◆ SET TASK
Return the listing word for word, as given.

◆ INFORMATION SUPPLIED
----------
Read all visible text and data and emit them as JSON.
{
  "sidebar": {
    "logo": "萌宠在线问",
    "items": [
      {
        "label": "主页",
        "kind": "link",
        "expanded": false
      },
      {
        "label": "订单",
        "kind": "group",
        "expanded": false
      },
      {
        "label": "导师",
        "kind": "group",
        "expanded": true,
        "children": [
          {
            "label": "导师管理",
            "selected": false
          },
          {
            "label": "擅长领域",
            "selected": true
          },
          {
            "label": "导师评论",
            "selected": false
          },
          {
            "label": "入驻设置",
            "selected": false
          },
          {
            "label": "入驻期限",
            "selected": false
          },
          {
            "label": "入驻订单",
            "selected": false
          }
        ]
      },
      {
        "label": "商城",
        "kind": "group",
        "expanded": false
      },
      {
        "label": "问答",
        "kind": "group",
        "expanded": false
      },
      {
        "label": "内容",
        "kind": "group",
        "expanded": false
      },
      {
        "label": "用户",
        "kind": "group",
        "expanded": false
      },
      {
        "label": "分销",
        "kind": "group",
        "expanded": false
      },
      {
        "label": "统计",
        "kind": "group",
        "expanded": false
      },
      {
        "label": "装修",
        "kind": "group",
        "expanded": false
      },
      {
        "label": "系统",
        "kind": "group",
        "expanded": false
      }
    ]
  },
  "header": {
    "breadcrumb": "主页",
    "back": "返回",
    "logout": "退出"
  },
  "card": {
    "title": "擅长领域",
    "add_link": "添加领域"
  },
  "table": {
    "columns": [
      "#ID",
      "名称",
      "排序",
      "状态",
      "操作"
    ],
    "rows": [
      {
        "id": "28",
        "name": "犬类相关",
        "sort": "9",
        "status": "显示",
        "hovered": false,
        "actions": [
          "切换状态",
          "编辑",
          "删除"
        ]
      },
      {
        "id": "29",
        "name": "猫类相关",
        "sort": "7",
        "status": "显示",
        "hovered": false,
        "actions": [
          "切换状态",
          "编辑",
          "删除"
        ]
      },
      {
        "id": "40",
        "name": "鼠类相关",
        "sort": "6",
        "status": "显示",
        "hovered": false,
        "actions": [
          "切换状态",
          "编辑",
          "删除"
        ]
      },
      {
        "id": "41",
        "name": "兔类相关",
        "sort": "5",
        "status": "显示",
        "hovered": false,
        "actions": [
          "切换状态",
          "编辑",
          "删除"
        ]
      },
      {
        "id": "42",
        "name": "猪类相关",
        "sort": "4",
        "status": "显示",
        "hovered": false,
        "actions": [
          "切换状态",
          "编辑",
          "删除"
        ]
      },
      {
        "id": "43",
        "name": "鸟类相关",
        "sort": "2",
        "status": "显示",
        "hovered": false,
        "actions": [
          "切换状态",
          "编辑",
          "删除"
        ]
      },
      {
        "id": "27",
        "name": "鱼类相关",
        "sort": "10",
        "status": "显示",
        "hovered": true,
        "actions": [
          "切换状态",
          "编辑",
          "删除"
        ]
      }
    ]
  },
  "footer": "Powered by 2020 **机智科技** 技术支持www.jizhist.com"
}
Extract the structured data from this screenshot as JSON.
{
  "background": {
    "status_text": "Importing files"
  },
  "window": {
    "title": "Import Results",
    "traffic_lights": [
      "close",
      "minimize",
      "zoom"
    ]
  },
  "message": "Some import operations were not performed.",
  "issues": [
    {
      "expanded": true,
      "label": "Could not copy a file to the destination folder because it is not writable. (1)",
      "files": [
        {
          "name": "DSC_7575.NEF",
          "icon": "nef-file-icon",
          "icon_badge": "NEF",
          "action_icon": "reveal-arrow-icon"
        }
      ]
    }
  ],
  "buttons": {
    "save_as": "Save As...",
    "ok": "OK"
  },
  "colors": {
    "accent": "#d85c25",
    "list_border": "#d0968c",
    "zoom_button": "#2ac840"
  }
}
----------
◆ ANSWER
Read all visible text and data and emit them as JSON.
{
  "sidebar": {
    "logo": "萌宠在线问",
    "items": [
      {
        "label": "主页",
        "kind": "link",
        "expanded": false
      },
      {
        "label": "订单",
        "kind": "group",
        "expanded": false
      },
      {
        "label": "导师",
        "kind": "group",
        "expanded": true,
        "children": [
          {
            "label": "导师管理",
            "selected": false
          },
          {
            "label": "擅长领域",
            "selected": true
          },
          {
            "label": "导师评论",
            "selected": false
          },
          {
            "label": "入驻设置",
            "selected": false
          },
          {
            "label": "入驻期限",
            "selected": false
          },
          {
            "label": "入驻订单",
            "selected": false
          }
        ]
      },
      {
        "label": "商城",
        "kind": "group",
        "expanded": false
      },
      {
        "label": "问答",
        "kind": "group",
        "expanded": false
      },
      {
        "label": "内容",
        "kind": "group",
        "expanded": false
      },
      {
        "label": "用户",
        "kind": "group",
        "expanded": false
      },
      {
        "label": "分销",
        "kind": "group",
        "expanded": false
      },
      {
        "label": "统计",
        "kind": "group",
        "expanded": false
      },
      {
        "label": "装修",
        "kind": "group",
        "expanded": false
      },
      {
        "label": "系统",
        "kind": "group",
        "expanded": false
      }
    ]
  },
  "header": {
    "breadcrumb": "主页",
    "back": "返回",
    "logout": "退出"
  },
  "card": {
    "title": "擅长领域",
    "add_link": "添加领域"
  },
  "table": {
    "columns": [
      "#ID",
      "名称",
      "排序",
      "状态",
      "操作"
    ],
    "rows": [
      {
        "id": "28",
        "name": "犬类相关",
        "sort": "9",
        "status": "显示",
        "hovered": false,
        "actions": [
          "切换状态",
          "编辑",
          "删除"
        ]
      },
      {
        "id": "29",
        "name": "猫类相关",
        "sort": "7",
        "status": "显示",
        "hovered": false,
        "actions": [
          "切换状态",
          "编辑",
          "删除"
        ]
      },
      {
        "id": "40",
        "name": "鼠类相关",
        "sort": "6",
        "status": "显示",
        "hovered": false,
        "actions": [
          "切换状态",
          "编辑",
          "删除"
        ]
      },
      {
        "id": "41",
        "name": "兔类相关",
        "sort": "5",
        "status": "显示",
        "hovered": false,
        "actions": [
          "切换状态",
          "编辑",
          "删除"
        ]
      },
      {
        "id": "42",
        "name": "猪类相关",
        "sort": "4",
        "status": "显示",
        "hovered": false,
        "actions": [
          "切换状态",
          "编辑",
          "删除"
        ]
      },
      {
        "id": "43",
        "name": "鸟类相关",
        "sort": "2",
        "status": "显示",
        "hovered": false,
        "actions": [
          "切换状态",
          "编辑",
          "删除"
        ]
      },
      {
        "id": "27",
        "name": "鱼类相关",
        "sort": "10",
        "status": "显示",
        "hovered": true,
        "actions": [
          "切换状态",
          "编辑",
          "删除"
        ]
      }
    ]
  },
  "footer": "Powered by 2020 **机智科技** 技术支持www.jizhist.com"
}
Extract the structured data from this screenshot as JSON.
{
  "background": {
    "status_text": "Importing files"
  },
  "window": {
    "title": "Import Results",
    "traffic_lights": [
      "close",
      "minimize",
      "zoom"
    ]
  },
  "message": "Some import operations were not performed.",
  "issues": [
    {
      "expanded": true,
      "label": "Could not copy a file to the destination folder because it is not writable. (1)",
      "files": [
        {
          "name": "DSC_7575.NEF",
          "icon": "nef-file-icon",
          "icon_badge": "NEF",
          "action_icon": "reveal-arrow-icon"
        }
      ]
    }
  ],
  "buttons": {
    "save_as": "Save As...",
    "ok": "OK"
  },
  "colors": {
    "accent": "#d85c25",
    "list_border": "#d0968c",
    "zoom_button": "#2ac840"
  }
}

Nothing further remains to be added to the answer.